[Start of Dataset entries]
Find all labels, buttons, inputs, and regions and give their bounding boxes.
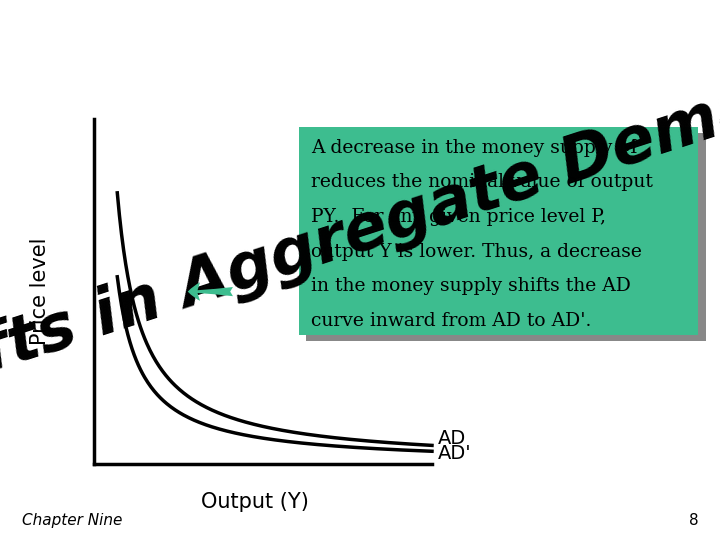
Text: Output (Y): Output (Y): [201, 492, 309, 512]
Text: Price level: Price level: [30, 238, 50, 346]
Text: reduces the nominal value of output: reduces the nominal value of output: [311, 173, 652, 191]
Text: 8: 8: [689, 513, 698, 528]
Text: AD: AD: [438, 429, 466, 448]
Text: curve inward from AD to AD'.: curve inward from AD to AD'.: [311, 312, 591, 330]
Text: PY.  For any given price level P,: PY. For any given price level P,: [311, 208, 606, 226]
Text: Chapter Nine: Chapter Nine: [22, 513, 122, 528]
Text: output Y is lower. Thus, a decrease: output Y is lower. Thus, a decrease: [311, 242, 642, 261]
Text: Shifts in Aggregate Demand: Shifts in Aggregate Demand: [0, 46, 720, 420]
Text: in the money supply shifts the AD: in the money supply shifts the AD: [311, 277, 631, 295]
Text: A decrease in the money supply M: A decrease in the money supply M: [311, 139, 637, 157]
Text: AD': AD': [438, 444, 472, 463]
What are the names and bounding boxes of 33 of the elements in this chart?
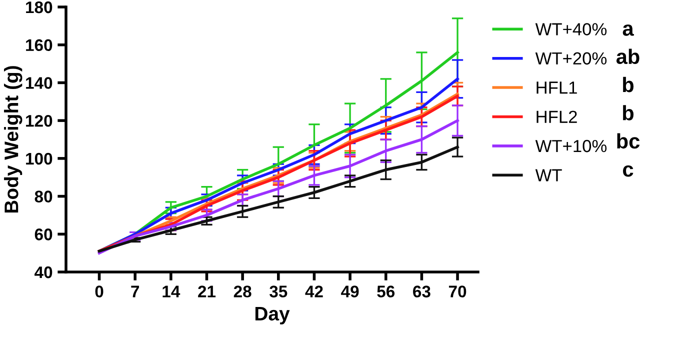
x-tick-label: 63 <box>413 286 430 298</box>
legend-label: WT+10% <box>535 140 607 152</box>
text: ab <box>616 48 640 64</box>
legend-label: HFL1 <box>536 82 577 94</box>
text: a <box>622 24 634 36</box>
x-tick-label: 7 <box>131 286 139 298</box>
legend-label: WT <box>535 169 562 182</box>
y-tick-label: 100 <box>26 152 52 165</box>
y-tick-label: 120 <box>26 114 52 127</box>
text: bc <box>617 133 640 149</box>
y-axis-title: Body Weight (g) <box>4 66 22 213</box>
x-tick-label: 70 <box>448 286 466 298</box>
x-tick-label: 0 <box>95 286 104 298</box>
x-axis-title: Day <box>255 307 290 324</box>
legend-label: WT+20% <box>535 52 607 65</box>
x-tick-label: 14 <box>162 286 180 298</box>
legend-label: WT+40% <box>535 23 607 36</box>
y-tick-label: 40 <box>34 266 52 278</box>
y-tick-label: 60 <box>34 228 52 240</box>
x-tick-label: 35 <box>270 286 288 298</box>
x-tick-label: 21 <box>198 286 216 298</box>
x-tick-label: 42 <box>305 286 323 298</box>
x-tick-label: 56 <box>377 286 395 298</box>
y-tick-label: 180 <box>26 1 52 14</box>
legend-label: HFL2 <box>536 110 577 123</box>
text: b <box>623 105 634 120</box>
text: c <box>623 165 634 177</box>
x-tick-label: 49 <box>341 286 359 298</box>
y-tick-label: 80 <box>34 190 52 202</box>
text: b <box>623 76 634 92</box>
y-tick-label: 160 <box>26 39 52 52</box>
y-tick-label: 140 <box>26 77 52 89</box>
x-tick-label: 28 <box>234 286 252 298</box>
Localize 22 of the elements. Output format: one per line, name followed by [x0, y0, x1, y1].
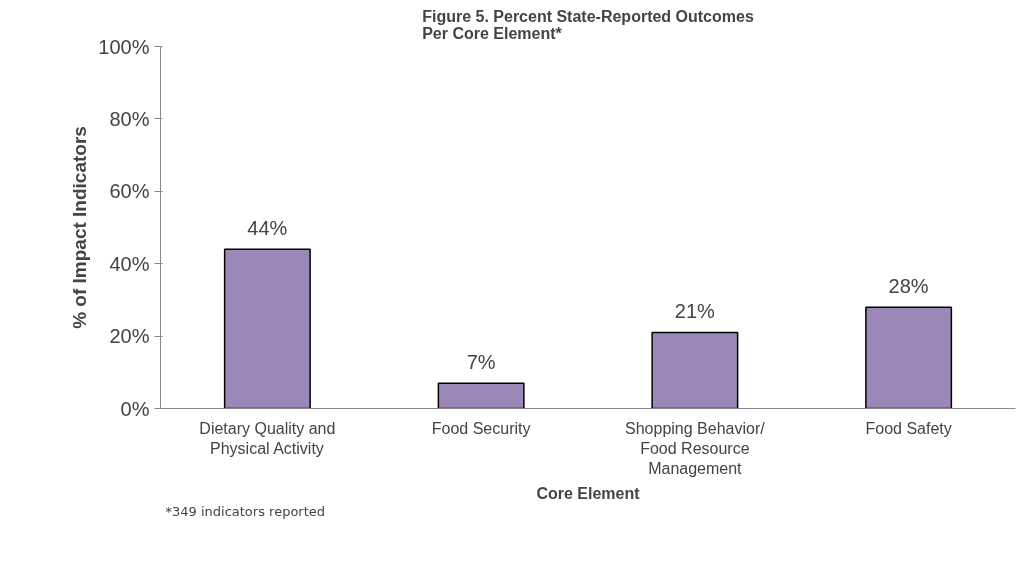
y-tick-label: 20% — [109, 325, 150, 348]
data-label: 28% — [888, 275, 929, 298]
x-tick-label: Food Safety — [865, 419, 952, 437]
y-tick-label: 40% — [109, 252, 150, 275]
data-label: 21% — [674, 300, 716, 323]
bar — [223, 248, 311, 409]
chart-title: Figure 5. Percent State-Reported Outcomes Per Core Element* — [422, 7, 754, 42]
data-label: 7% — [466, 351, 496, 374]
x-tick-label: Shopping Behavior/ Food Resource Management — [625, 419, 766, 478]
y-tick-label: 0% — [120, 397, 150, 420]
x-axis-title: Core Element — [536, 485, 641, 503]
y-axis-title: % of Impact Indicators — [69, 126, 91, 329]
bar — [865, 306, 953, 409]
y-tick-label: 100% — [98, 35, 150, 58]
x-tick-label: Food Security — [431, 419, 531, 437]
x-tick-label: Dietary Quality and Physical Activity — [199, 419, 336, 457]
bar — [651, 331, 739, 409]
y-tick-label: 80% — [109, 107, 150, 130]
y-tick-label: 60% — [109, 180, 150, 203]
data-label: 44% — [247, 217, 288, 240]
bar — [437, 382, 525, 409]
text: *349 indicators reported — [165, 503, 326, 519]
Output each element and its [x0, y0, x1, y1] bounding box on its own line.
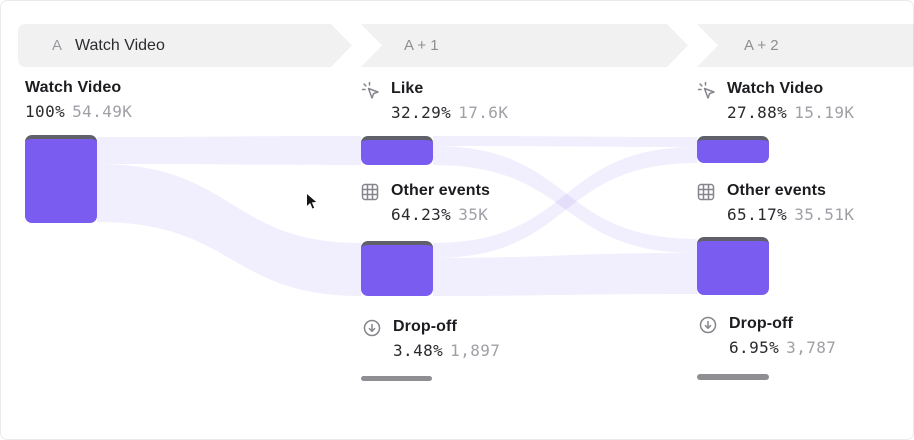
flow-ribbon-other1-watchvideo2[interactable]	[433, 147, 697, 258]
event-count: 15.19K	[794, 103, 855, 122]
mouse-cursor	[306, 192, 319, 210]
event-stats: 6.95% 3,787	[729, 338, 836, 357]
event-label-otherevents-a2[interactable]: Other events 65.17% 35.51K	[695, 181, 854, 224]
flow-ribbon-like-other2[interactable]	[433, 146, 697, 253]
dropoff-icon	[699, 316, 717, 334]
event-label-otherevents-a1[interactable]: Other events 64.23% 35K	[359, 181, 490, 224]
event-name: Other events	[391, 182, 491, 199]
step-chevron-2[interactable]	[361, 24, 688, 67]
step-event-name: Watch Video	[75, 36, 165, 54]
event-label-like-a1[interactable]: Like 32.29% 17.6K	[359, 79, 508, 122]
event-name: Drop-off	[729, 315, 793, 332]
node-otherevents-step-a1[interactable]	[361, 241, 433, 296]
event-count: 3,787	[786, 338, 837, 357]
click-icon	[361, 81, 379, 99]
step-label-a1[interactable]: A + 1	[404, 24, 439, 67]
event-label-watchvideo-a[interactable]: Watch Video 100% 54.49K	[25, 78, 132, 121]
event-count: 1,897	[450, 341, 501, 360]
step-name: A + 1	[404, 37, 439, 54]
event-label-watchvideo-a2[interactable]: Watch Video 27.88% 15.19K	[695, 79, 854, 122]
event-percent: 32.29%	[391, 103, 452, 122]
node-watchvideo-step-a2[interactable]	[697, 136, 769, 163]
step-label-a2[interactable]: A + 2	[744, 24, 779, 67]
step-chevron-3[interactable]	[697, 24, 914, 67]
node-dropoff-step-a1[interactable]	[361, 376, 432, 381]
flow-ribbon-other1-other2[interactable]	[433, 253, 697, 296]
flow-ribbon-like-watchvideo2[interactable]	[433, 136, 697, 147]
click-icon	[697, 81, 715, 99]
grid-icon	[361, 183, 379, 201]
event-name: Other events	[727, 182, 827, 199]
node-watchvideo-step-a[interactable]	[25, 135, 97, 223]
step-badge: A	[52, 37, 63, 54]
event-label-dropoff-a2[interactable]: Drop-off 6.95% 3,787	[697, 314, 836, 357]
event-count: 35.51K	[794, 205, 855, 224]
event-percent: 27.88%	[727, 103, 788, 122]
event-stats: 32.29% 17.6K	[391, 103, 508, 122]
event-count: 35K	[458, 205, 489, 224]
event-percent: 100%	[25, 102, 66, 121]
event-percent: 65.17%	[727, 205, 788, 224]
step-label-a[interactable]: A Watch Video	[52, 24, 165, 67]
event-stats: 100% 54.49K	[25, 102, 132, 121]
event-percent: 64.23%	[391, 205, 452, 224]
event-percent: 3.48%	[393, 341, 444, 360]
event-name: Watch Video	[727, 80, 824, 97]
node-otherevents-step-a2[interactable]	[697, 237, 769, 295]
node-like-step-a1[interactable]	[361, 136, 433, 165]
step-name: A + 2	[744, 37, 779, 54]
event-label-dropoff-a1[interactable]: Drop-off 3.48% 1,897	[361, 317, 500, 360]
dropoff-icon	[363, 319, 381, 337]
node-dropoff-step-a2[interactable]	[697, 374, 769, 380]
event-count: 17.6K	[458, 103, 509, 122]
flow-ribbon-watchvideo-like[interactable]	[97, 136, 361, 165]
event-percent: 6.95%	[729, 338, 780, 357]
event-count: 54.49K	[72, 102, 133, 121]
step-chevron-1[interactable]	[18, 24, 352, 67]
grid-icon	[697, 183, 715, 201]
event-name: Watch Video	[25, 79, 122, 96]
flow-ribbon-watchvideo-other1[interactable]	[97, 164, 361, 296]
event-name: Drop-off	[393, 318, 457, 335]
step-header-band	[18, 24, 914, 67]
event-stats: 64.23% 35K	[391, 205, 490, 224]
event-stats: 27.88% 15.19K	[727, 103, 854, 122]
event-stats: 3.48% 1,897	[393, 341, 500, 360]
event-stats: 65.17% 35.51K	[727, 205, 854, 224]
event-name: Like	[391, 80, 424, 97]
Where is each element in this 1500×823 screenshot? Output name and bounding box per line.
[End of Dataset entries]
= Exercise instructions =
Lay out the data from the line with "y-tick-label: 20% — [109, 325, 150, 348]" up to and including the line with "data-label: 44% — [247, 217, 288, 240]" as a Markdown table. Use two columns, No. for the row number and Entry for the line, and omit any blank lines.

= The reply =
| No. | Entry |
|---|---|
| 1 | y-tick-label: 20% — [109, 325, 150, 348] |
| 2 | data-label: 28% — [888, 275, 929, 298] |
| 3 | x-tick-label: Food Safety — [865, 419, 952, 437] |
| 4 | y-tick-label: 40% — [109, 252, 150, 275] |
| 5 | data-label: 21% — [674, 300, 716, 323] |
| 6 | bar — [223, 248, 311, 409] |
| 7 | chart-title: Figure 5. Percent State-Reported Outcomes Per Core Element* — [422, 7, 754, 42] |
| 8 | data-label: 7% — [466, 351, 496, 374] |
| 9 | x-tick-label: Shopping Behavior/ Food Resource Management — [625, 419, 766, 478] |
| 10 | y-tick-label: 0% — [120, 397, 150, 420] |
| 11 | x-axis-title: Core Element — [536, 485, 641, 503] |
| 12 | y-axis-title: % of Impact Indicators — [69, 126, 91, 329] |
| 13 | bar — [865, 306, 953, 409] |
| 14 | y-tick-label: 100% — [98, 35, 150, 58] |
| 15 | x-tick-label: Food Security — [431, 419, 531, 437] |
| 16 | x-tick-label: Dietary Quality and Physical Activity — [199, 419, 336, 457] |
| 17 | bar — [651, 331, 739, 409] |
| 18 | y-tick-label: 80% — [109, 107, 150, 130] |
| 19 | y-tick-label: 60% — [109, 180, 150, 203] |
| 20 | data-label: 44% — [247, 217, 288, 240] |